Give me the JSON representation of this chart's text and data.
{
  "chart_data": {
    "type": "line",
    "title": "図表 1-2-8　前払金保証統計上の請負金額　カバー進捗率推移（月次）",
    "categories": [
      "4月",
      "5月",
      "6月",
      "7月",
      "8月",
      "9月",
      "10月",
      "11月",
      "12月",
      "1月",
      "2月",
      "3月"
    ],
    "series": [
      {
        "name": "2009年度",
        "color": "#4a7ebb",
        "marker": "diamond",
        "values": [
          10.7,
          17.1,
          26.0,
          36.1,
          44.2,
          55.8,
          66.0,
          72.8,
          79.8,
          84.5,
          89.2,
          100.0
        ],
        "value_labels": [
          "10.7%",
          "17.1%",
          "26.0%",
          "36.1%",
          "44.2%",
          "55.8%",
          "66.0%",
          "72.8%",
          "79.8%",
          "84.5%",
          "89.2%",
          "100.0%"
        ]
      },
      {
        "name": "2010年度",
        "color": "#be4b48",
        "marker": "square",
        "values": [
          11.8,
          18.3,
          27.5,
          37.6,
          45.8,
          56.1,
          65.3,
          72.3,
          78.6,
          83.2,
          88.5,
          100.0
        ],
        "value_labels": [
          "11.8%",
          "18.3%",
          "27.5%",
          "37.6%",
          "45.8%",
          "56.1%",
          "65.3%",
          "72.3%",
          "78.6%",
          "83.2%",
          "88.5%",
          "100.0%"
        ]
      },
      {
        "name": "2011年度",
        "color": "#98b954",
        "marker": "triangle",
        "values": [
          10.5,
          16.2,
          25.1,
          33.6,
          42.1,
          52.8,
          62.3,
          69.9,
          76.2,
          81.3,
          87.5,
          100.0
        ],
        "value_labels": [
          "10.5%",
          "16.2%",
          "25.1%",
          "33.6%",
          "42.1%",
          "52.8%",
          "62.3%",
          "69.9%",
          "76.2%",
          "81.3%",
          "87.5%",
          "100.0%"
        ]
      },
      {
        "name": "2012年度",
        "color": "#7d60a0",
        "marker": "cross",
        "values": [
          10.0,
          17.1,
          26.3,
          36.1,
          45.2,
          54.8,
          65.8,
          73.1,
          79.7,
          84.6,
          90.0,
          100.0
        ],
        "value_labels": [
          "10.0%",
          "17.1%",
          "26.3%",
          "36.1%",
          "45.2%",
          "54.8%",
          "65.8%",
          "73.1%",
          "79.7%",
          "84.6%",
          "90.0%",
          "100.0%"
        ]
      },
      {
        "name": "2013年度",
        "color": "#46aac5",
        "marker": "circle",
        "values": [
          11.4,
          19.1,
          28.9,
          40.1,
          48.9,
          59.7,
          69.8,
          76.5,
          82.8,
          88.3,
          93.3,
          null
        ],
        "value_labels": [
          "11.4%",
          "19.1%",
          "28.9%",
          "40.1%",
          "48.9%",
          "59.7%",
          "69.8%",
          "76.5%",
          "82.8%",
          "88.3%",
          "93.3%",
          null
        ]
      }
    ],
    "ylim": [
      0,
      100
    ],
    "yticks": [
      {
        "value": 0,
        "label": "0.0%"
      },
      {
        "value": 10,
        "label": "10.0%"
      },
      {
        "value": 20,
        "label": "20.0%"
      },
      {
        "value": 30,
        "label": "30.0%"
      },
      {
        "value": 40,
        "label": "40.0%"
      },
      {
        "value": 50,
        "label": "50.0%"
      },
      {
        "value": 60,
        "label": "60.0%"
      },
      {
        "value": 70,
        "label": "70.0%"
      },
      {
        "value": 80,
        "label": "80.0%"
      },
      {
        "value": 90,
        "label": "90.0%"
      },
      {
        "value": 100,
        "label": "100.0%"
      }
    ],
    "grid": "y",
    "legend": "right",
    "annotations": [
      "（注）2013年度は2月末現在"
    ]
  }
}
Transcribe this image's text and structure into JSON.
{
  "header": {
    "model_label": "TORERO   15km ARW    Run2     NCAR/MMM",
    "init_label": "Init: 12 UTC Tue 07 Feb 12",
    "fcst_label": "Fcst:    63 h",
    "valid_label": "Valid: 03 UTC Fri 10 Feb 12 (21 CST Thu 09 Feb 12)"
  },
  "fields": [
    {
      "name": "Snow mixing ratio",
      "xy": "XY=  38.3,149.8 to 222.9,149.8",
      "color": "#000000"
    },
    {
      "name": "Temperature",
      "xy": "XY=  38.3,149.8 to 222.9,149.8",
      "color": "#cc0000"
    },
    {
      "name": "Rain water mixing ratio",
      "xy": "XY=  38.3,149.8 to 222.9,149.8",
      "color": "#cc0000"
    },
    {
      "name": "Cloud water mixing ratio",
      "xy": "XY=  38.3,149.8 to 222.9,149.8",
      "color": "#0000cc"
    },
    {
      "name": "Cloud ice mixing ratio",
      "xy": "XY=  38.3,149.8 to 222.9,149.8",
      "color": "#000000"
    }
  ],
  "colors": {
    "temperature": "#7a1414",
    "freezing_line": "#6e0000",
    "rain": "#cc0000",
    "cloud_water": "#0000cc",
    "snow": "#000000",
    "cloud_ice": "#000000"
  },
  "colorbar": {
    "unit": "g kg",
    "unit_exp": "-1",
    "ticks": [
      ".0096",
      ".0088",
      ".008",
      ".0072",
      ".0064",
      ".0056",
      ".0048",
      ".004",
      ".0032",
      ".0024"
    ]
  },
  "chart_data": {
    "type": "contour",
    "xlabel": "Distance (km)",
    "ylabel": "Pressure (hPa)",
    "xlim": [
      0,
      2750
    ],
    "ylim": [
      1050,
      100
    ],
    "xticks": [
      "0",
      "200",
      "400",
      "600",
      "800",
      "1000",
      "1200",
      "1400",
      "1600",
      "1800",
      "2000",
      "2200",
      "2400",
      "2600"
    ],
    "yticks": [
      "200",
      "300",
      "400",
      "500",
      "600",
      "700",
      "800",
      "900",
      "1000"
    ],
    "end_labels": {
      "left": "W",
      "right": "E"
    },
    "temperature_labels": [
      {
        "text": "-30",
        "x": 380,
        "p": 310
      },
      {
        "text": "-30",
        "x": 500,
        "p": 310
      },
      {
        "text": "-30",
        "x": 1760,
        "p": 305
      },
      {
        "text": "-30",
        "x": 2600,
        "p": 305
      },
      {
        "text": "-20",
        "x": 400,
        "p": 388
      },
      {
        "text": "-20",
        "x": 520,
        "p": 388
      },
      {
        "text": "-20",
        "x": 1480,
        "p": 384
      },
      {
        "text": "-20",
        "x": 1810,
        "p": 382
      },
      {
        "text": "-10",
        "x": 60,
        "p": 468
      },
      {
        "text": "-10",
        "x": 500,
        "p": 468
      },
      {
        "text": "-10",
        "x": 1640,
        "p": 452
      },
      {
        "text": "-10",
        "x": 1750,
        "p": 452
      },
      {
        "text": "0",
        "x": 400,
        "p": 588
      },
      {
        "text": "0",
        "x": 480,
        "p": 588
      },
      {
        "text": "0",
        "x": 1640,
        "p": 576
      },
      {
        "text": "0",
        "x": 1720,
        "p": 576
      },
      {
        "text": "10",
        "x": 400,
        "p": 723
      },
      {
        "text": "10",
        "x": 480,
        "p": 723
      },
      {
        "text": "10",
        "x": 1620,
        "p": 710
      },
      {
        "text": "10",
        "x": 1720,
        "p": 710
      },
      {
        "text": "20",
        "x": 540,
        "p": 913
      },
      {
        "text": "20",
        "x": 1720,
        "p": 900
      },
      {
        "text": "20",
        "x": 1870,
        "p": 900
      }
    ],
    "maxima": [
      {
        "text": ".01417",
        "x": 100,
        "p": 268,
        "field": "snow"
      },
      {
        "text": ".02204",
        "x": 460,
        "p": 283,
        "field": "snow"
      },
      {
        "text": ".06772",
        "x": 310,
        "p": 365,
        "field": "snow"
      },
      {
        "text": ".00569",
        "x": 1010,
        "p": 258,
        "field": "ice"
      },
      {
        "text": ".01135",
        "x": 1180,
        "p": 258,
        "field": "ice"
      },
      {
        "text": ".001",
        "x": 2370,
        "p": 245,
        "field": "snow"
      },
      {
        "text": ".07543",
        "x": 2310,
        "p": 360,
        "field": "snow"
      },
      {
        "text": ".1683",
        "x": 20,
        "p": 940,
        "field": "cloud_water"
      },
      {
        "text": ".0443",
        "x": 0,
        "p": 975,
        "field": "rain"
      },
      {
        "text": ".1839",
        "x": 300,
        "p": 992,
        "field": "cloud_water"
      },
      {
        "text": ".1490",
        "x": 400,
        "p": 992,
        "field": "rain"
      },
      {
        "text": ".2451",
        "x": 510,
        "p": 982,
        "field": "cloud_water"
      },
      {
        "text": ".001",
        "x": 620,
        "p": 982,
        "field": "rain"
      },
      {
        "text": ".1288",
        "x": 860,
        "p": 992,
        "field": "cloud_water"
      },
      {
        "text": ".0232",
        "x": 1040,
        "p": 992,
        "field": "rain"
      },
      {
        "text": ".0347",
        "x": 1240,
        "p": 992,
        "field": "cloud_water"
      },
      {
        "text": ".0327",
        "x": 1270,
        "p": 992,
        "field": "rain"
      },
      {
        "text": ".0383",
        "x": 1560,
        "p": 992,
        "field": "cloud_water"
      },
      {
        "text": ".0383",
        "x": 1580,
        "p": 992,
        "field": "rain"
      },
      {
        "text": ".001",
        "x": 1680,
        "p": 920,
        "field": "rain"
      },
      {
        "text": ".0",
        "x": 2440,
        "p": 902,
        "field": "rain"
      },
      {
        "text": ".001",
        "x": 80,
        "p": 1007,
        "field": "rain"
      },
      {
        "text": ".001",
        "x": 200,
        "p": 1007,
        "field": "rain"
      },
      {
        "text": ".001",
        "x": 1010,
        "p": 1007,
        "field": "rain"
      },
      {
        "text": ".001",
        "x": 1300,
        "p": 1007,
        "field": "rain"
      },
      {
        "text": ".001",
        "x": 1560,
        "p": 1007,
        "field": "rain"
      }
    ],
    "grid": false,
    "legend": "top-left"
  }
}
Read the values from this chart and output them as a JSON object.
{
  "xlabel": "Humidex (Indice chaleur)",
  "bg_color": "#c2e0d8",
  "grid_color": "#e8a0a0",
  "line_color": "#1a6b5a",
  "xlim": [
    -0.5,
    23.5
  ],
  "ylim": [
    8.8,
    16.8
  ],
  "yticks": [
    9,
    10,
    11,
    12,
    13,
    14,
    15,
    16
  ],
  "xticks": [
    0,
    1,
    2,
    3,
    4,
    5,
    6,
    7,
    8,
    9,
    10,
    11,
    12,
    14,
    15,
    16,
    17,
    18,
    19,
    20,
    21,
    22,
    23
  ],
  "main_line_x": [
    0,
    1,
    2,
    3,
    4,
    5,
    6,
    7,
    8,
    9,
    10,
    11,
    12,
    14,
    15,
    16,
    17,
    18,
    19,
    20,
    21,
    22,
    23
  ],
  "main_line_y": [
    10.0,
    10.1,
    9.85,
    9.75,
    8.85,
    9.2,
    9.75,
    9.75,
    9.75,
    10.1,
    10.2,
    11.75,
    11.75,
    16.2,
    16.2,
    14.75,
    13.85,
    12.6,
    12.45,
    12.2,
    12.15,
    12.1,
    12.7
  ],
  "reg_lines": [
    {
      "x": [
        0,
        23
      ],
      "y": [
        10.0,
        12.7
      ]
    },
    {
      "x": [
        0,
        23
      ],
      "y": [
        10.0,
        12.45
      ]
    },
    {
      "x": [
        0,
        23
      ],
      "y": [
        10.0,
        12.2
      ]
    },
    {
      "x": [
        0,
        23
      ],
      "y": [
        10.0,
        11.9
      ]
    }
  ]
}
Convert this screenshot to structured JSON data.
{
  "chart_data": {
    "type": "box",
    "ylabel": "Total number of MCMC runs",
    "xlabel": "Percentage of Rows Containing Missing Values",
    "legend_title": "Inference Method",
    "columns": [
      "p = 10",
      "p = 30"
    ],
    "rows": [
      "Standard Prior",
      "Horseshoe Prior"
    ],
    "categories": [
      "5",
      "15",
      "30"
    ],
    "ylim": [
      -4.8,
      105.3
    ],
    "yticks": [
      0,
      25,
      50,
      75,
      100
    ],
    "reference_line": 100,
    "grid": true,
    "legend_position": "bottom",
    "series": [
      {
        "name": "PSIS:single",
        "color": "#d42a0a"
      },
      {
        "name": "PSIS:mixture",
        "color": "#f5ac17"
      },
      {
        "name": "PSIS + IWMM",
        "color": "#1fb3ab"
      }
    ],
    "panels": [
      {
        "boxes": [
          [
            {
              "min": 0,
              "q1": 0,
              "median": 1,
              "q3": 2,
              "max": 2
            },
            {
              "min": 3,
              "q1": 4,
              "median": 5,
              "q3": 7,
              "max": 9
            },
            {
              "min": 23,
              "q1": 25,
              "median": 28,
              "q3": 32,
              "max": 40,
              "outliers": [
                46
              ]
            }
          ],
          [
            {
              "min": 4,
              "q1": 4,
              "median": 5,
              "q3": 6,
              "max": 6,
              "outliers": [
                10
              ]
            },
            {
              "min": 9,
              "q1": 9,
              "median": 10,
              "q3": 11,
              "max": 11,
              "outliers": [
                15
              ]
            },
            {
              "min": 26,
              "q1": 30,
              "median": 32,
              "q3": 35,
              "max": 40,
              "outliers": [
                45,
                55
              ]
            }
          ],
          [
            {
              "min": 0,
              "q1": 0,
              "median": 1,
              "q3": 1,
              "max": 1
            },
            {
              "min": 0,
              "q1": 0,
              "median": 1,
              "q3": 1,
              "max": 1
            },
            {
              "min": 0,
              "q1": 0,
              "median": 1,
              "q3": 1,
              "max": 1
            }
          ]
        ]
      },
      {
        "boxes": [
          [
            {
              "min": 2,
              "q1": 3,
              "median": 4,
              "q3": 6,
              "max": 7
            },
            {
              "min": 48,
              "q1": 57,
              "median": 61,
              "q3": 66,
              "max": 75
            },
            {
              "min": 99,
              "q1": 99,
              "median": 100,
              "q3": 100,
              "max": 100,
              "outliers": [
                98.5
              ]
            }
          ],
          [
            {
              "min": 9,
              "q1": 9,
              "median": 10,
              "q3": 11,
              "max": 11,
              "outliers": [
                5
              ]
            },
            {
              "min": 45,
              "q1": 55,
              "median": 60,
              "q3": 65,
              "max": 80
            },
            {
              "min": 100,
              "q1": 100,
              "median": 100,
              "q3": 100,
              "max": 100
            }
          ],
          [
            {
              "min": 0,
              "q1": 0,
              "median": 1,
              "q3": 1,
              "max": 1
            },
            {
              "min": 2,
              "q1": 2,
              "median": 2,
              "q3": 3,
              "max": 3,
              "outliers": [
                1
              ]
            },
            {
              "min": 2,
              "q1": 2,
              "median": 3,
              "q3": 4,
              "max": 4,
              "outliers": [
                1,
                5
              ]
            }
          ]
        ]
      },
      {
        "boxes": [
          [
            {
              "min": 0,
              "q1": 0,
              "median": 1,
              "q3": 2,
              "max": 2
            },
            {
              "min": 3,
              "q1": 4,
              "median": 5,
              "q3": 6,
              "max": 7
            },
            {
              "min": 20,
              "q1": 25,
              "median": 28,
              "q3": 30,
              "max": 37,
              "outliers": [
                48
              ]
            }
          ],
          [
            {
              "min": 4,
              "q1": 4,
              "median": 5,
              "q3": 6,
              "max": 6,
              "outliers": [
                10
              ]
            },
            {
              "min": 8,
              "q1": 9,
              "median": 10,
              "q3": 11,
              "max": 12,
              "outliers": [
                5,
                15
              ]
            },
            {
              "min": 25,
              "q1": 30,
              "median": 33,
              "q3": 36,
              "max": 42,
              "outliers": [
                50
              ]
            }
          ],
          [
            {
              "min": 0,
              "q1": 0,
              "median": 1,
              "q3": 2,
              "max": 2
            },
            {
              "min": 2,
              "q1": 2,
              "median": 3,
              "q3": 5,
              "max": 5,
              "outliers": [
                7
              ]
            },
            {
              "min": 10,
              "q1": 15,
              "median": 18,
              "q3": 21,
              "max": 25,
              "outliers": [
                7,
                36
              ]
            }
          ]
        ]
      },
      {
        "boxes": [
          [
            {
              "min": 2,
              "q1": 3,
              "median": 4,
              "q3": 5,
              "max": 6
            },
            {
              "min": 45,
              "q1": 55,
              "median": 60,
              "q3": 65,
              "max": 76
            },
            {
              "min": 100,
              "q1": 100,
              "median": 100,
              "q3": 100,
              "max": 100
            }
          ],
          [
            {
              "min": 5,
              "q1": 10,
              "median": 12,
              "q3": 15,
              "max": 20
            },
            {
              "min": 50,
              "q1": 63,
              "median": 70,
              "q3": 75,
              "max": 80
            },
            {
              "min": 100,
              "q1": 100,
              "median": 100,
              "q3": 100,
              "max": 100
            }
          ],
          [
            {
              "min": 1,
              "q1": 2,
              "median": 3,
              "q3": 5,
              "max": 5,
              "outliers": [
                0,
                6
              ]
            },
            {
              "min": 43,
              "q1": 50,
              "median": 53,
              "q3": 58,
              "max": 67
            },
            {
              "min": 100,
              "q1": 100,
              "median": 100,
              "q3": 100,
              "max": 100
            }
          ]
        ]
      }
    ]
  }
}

▬▬▬

All lines in the data that contain the word "ratio" should be copied.

      "name": "Snow mixing ratio",
      "name": "Rain water mixing ratio",
      "name": "Cloud water mixing ratio",
      "name": "Cloud ice mixing ratio",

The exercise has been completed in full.